Stored entries
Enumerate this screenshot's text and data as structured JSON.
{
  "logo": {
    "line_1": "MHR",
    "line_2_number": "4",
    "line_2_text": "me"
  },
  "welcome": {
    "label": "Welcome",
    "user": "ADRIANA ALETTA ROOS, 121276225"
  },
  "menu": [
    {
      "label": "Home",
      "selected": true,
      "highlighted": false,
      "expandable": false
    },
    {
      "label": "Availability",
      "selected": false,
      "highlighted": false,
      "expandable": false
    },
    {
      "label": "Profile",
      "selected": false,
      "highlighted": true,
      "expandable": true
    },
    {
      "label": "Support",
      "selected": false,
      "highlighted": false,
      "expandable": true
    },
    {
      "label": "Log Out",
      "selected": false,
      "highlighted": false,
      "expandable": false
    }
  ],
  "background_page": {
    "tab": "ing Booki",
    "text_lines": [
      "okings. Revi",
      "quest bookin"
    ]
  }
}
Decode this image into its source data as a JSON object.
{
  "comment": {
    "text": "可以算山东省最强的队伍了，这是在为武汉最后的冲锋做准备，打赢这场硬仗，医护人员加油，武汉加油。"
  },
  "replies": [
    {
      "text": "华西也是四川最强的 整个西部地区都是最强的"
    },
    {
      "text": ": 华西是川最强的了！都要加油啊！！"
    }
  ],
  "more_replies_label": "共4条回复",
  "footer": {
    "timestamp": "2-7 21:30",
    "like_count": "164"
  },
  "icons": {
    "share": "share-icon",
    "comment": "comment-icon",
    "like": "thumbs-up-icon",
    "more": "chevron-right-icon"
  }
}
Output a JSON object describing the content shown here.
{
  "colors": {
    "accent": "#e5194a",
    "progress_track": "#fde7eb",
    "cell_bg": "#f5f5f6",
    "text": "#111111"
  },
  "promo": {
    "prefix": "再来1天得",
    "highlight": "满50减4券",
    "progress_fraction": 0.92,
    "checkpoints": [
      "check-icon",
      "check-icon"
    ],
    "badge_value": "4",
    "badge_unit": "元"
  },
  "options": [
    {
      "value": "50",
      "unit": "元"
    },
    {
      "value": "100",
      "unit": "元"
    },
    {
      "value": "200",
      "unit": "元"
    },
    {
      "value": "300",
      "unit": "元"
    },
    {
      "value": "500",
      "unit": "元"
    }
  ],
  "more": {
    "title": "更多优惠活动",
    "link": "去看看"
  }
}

DO THIS
Extract, word for word, each line of the listing above.

EXERCISE RESPONSE
Enumerate this screenshot's text and data as structured JSON.
{
  "logo": {
    "line_1": "MHR",
    "line_2_number": "4",
    "line_2_text": "me"
  },
  "welcome": {
    "label": "Welcome",
    "user": "ADRIANA ALETTA ROOS, 121276225"
  },
  "menu": [
    {
      "label": "Home",
      "selected": true,
      "highlighted": false,
      "expandable": false
    },
    {
      "label": "Availability",
      "selected": false,
      "highlighted": false,
      "expandable": false
    },
    {
      "label": "Profile",
      "selected": false,
      "highlighted": true,
      "expandable": true
    },
    {
      "label": "Support",
      "selected": false,
      "highlighted": false,
      "expandable": true
    },
    {
      "label": "Log Out",
      "selected": false,
      "highlighted": false,
      "expandable": false
    }
  ],
  "background_page": {
    "tab": "ing Booki",
    "text_lines": [
      "okings. Revi",
      "quest bookin"
    ]
  }
}
Decode this image into its source data as a JSON object.
{
  "comment": {
    "text": "可以算山东省最强的队伍了，这是在为武汉最后的冲锋做准备，打赢这场硬仗，医护人员加油，武汉加油。"
  },
  "replies": [
    {
      "text": "华西也是四川最强的 整个西部地区都是最强的"
    },
    {
      "text": ": 华西是川最强的了！都要加油啊！！"
    }
  ],
  "more_replies_label": "共4条回复",
  "footer": {
    "timestamp": "2-7 21:30",
    "like_count": "164"
  },
  "icons": {
    "share": "share-icon",
    "comment": "comment-icon",
    "like": "thumbs-up-icon",
    "more": "chevron-right-icon"
  }
}
Output a JSON object describing the content shown here.
{
  "colors": {
    "accent": "#e5194a",
    "progress_track": "#fde7eb",
    "cell_bg": "#f5f5f6",
    "text": "#111111"
  },
  "promo": {
    "prefix": "再来1天得",
    "highlight": "满50减4券",
    "progress_fraction": 0.92,
    "checkpoints": [
      "check-icon",
      "check-icon"
    ],
    "badge_value": "4",
    "badge_unit": "元"
  },
  "options": [
    {
      "value": "50",
      "unit": "元"
    },
    {
      "value": "100",
      "unit": "元"
    },
    {
      "value": "200",
      "unit": "元"
    },
    {
      "value": "300",
      "unit": "元"
    },
    {
      "value": "500",
      "unit": "元"
    }
  ],
  "more": {
    "title": "更多优惠活动",
    "link": "去看看"
  }
}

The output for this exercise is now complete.